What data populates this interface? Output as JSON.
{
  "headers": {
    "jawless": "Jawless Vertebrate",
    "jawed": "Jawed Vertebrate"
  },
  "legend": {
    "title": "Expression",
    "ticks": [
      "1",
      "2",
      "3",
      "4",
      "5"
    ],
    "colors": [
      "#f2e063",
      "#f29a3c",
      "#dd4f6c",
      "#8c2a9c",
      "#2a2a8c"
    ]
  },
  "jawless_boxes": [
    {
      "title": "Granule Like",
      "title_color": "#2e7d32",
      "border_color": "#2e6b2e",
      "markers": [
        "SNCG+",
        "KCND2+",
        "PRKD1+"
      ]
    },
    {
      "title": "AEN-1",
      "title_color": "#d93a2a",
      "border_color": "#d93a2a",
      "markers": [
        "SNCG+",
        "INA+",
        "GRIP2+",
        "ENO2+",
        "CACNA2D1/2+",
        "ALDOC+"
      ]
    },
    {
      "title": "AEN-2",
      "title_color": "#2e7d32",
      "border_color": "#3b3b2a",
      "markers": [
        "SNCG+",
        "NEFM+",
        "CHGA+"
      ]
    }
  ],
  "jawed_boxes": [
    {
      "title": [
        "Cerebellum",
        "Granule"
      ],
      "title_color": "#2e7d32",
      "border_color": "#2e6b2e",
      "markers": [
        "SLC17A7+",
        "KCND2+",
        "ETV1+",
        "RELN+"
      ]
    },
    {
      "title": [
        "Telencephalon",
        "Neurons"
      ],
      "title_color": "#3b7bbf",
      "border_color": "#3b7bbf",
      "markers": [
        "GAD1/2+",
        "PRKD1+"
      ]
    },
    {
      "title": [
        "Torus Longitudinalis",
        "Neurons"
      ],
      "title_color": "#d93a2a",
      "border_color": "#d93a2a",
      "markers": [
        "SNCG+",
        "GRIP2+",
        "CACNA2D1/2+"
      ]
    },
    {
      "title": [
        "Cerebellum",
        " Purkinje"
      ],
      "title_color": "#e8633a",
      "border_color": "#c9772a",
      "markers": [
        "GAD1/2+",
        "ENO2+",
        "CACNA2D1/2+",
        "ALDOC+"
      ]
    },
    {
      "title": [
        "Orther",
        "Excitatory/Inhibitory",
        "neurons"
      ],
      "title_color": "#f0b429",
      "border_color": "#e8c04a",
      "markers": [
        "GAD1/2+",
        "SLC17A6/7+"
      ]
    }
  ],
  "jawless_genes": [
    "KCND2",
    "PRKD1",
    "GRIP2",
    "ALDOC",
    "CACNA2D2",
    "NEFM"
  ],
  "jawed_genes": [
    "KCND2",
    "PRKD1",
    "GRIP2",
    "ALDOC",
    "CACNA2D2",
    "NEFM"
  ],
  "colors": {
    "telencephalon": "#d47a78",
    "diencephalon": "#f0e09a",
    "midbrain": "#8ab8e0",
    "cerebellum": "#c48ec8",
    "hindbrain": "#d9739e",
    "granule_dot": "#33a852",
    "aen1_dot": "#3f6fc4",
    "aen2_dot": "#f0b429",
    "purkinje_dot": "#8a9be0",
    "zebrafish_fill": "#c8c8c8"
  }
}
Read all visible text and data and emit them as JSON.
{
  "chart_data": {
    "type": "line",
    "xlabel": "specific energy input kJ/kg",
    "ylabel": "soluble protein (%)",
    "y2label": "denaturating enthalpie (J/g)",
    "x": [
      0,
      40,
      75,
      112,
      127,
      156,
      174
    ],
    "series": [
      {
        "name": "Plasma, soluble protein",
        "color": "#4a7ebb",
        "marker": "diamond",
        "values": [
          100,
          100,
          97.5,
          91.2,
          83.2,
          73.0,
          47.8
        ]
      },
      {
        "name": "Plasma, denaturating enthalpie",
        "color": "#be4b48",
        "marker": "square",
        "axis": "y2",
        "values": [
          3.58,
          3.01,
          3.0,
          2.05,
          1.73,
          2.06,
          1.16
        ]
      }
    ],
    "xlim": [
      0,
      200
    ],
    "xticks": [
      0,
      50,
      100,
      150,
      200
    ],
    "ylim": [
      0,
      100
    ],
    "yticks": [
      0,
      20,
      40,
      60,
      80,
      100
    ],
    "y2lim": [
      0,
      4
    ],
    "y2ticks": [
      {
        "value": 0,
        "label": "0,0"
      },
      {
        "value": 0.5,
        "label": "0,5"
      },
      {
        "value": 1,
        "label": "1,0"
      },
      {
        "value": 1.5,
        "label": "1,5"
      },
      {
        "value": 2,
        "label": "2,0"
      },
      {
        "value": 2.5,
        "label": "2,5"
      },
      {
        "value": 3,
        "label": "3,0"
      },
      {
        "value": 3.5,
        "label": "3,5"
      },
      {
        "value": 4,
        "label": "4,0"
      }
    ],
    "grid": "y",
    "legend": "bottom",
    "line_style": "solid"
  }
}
··········
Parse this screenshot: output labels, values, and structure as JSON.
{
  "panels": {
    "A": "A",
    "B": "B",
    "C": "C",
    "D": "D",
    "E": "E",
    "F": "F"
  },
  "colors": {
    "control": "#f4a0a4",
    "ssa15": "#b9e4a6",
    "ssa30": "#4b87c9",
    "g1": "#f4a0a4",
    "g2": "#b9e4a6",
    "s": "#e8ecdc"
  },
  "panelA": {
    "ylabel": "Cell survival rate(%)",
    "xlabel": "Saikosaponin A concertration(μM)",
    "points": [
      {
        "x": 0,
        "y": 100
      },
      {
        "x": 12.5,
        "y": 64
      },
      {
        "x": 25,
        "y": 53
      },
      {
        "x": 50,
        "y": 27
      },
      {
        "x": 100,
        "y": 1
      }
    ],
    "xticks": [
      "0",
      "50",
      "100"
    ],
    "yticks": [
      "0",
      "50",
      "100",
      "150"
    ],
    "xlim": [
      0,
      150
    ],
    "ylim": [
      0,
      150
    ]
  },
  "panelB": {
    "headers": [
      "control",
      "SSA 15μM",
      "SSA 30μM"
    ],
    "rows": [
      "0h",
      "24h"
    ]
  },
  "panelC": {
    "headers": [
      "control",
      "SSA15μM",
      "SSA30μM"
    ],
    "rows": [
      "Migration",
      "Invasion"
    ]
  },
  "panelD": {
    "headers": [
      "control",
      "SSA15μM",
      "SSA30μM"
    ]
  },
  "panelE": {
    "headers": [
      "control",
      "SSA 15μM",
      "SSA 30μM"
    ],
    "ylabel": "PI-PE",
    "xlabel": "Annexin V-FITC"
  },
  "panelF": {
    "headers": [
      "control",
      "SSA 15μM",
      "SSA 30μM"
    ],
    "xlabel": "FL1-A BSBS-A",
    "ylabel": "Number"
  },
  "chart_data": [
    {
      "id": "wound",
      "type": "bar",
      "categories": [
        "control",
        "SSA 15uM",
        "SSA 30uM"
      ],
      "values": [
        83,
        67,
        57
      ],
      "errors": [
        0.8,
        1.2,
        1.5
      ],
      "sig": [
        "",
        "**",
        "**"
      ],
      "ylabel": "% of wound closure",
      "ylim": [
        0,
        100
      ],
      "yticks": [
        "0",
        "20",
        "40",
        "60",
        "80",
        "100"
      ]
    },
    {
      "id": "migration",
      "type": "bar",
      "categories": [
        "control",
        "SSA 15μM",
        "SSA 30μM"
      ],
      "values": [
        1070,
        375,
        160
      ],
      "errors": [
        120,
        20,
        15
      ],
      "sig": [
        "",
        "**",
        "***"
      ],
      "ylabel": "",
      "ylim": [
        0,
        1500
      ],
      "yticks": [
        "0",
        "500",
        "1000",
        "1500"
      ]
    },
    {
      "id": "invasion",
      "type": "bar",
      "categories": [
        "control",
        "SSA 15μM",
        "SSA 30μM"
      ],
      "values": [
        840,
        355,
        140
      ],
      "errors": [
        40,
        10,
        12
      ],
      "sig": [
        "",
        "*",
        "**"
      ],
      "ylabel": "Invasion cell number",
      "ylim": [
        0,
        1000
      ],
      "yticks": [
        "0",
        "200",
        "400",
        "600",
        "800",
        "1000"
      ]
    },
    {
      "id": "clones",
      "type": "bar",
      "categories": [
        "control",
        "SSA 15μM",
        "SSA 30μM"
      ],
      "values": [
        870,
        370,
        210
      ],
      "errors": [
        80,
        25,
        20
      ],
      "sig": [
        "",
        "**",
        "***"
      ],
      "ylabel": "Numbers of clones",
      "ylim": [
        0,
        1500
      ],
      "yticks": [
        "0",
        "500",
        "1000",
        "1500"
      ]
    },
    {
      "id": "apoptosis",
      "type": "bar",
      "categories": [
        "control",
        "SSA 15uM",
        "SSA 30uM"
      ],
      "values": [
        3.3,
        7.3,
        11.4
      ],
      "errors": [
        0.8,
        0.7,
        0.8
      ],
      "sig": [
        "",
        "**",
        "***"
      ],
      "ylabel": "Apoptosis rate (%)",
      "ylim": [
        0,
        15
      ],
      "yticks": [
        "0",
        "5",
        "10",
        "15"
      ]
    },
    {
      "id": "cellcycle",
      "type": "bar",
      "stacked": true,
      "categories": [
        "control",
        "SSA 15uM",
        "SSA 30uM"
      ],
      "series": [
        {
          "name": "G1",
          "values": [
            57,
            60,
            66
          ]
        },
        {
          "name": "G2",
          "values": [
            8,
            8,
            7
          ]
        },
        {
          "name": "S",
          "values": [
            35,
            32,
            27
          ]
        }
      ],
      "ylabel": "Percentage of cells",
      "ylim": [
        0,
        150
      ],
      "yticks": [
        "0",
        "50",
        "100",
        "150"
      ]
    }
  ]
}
··········
▶ YOUR ASSIGNMENT:
Scan the material above for the string "xlabel" and copy every line that has it.

▶ OUTPUT FOR THIS TASK:
    "xlabel": "specific energy input kJ/kg",
    "xlabel": "Saikosaponin A concertration(μM)",
    "xlabel": "Annexin V-FITC"
    "xlabel": "FL1-A BSBS-A",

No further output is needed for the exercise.